**Requirement:** Check every line in the records below for the word "this" and report how many have it, nothing more.

**Input data:**
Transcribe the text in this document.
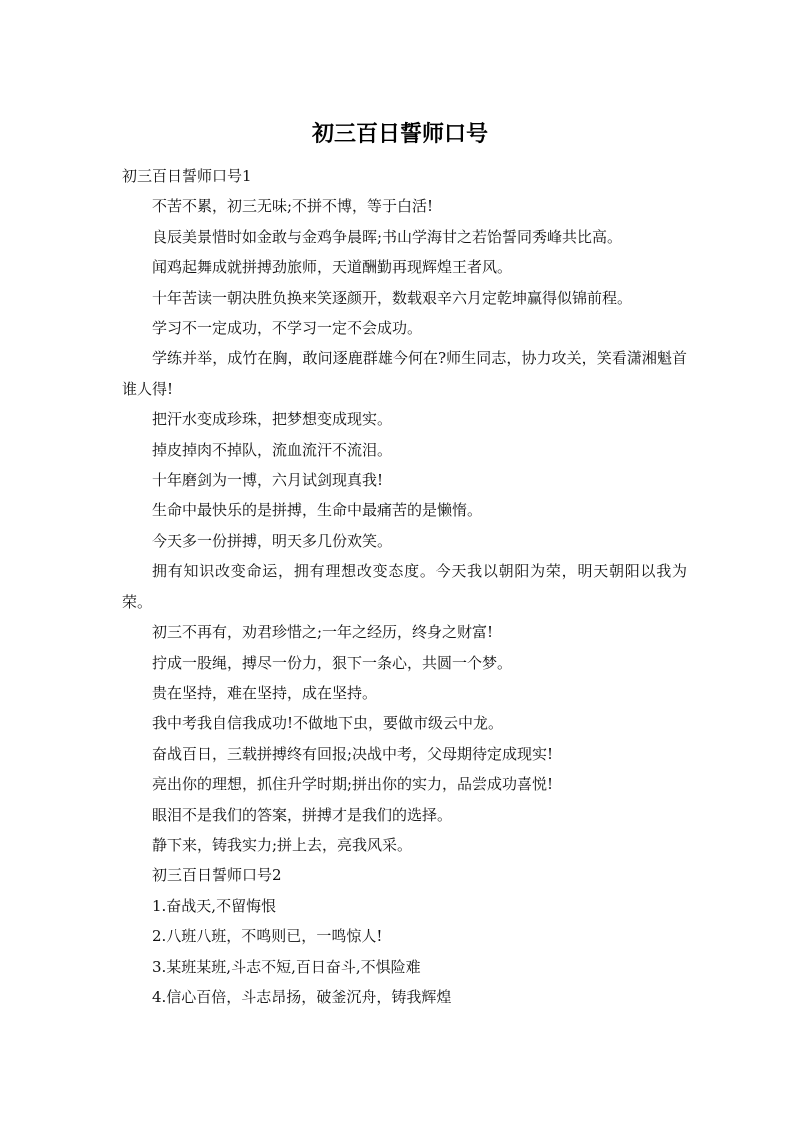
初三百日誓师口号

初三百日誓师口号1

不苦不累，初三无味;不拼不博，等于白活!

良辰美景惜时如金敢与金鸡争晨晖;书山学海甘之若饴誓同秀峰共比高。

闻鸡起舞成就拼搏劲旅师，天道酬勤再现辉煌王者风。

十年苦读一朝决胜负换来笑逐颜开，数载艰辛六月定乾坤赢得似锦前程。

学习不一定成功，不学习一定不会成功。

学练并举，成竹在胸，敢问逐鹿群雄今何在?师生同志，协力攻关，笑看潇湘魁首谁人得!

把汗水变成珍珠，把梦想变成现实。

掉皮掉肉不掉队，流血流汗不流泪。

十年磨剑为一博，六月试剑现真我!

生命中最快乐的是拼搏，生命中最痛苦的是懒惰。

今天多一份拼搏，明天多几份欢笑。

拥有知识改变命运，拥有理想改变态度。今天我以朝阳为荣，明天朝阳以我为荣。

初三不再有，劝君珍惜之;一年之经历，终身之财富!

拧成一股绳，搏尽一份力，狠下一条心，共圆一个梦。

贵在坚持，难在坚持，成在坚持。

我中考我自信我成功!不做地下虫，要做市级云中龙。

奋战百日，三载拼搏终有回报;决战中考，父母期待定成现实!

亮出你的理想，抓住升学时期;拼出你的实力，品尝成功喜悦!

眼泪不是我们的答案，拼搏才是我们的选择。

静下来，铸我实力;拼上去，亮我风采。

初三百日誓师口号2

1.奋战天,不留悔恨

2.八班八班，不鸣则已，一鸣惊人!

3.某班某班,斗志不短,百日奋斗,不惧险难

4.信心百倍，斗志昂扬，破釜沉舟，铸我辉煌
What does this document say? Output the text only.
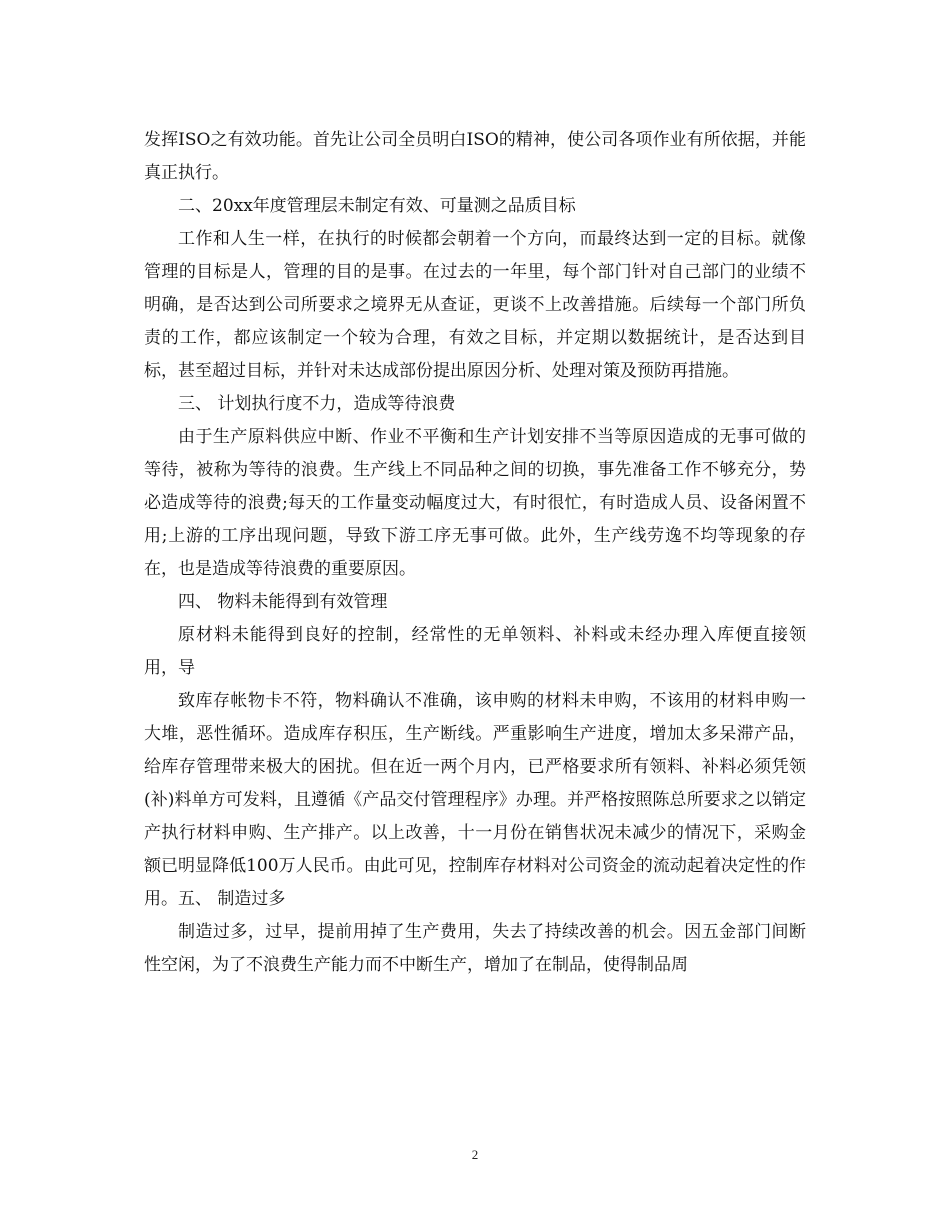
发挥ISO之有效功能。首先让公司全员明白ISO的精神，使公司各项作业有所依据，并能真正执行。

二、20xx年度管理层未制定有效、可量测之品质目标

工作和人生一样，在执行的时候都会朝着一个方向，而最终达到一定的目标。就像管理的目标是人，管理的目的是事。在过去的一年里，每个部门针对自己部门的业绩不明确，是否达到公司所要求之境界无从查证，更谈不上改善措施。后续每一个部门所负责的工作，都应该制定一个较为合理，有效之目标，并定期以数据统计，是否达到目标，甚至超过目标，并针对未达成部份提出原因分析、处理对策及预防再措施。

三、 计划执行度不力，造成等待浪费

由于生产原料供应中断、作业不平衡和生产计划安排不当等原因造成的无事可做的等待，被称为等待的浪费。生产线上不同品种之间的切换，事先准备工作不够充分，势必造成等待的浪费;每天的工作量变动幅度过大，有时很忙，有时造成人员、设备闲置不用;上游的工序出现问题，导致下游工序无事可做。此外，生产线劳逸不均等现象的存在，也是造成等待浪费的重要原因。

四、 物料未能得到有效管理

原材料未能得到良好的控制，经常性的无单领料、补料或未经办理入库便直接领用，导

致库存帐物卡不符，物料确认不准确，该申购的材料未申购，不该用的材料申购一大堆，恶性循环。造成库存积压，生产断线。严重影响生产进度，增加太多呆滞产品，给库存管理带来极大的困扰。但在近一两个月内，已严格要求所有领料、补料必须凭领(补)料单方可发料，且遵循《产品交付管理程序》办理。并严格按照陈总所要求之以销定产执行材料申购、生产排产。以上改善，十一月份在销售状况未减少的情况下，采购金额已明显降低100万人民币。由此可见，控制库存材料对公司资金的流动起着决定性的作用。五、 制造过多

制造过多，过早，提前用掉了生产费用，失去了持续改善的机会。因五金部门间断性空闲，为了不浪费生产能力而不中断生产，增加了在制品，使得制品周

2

**Result:** 2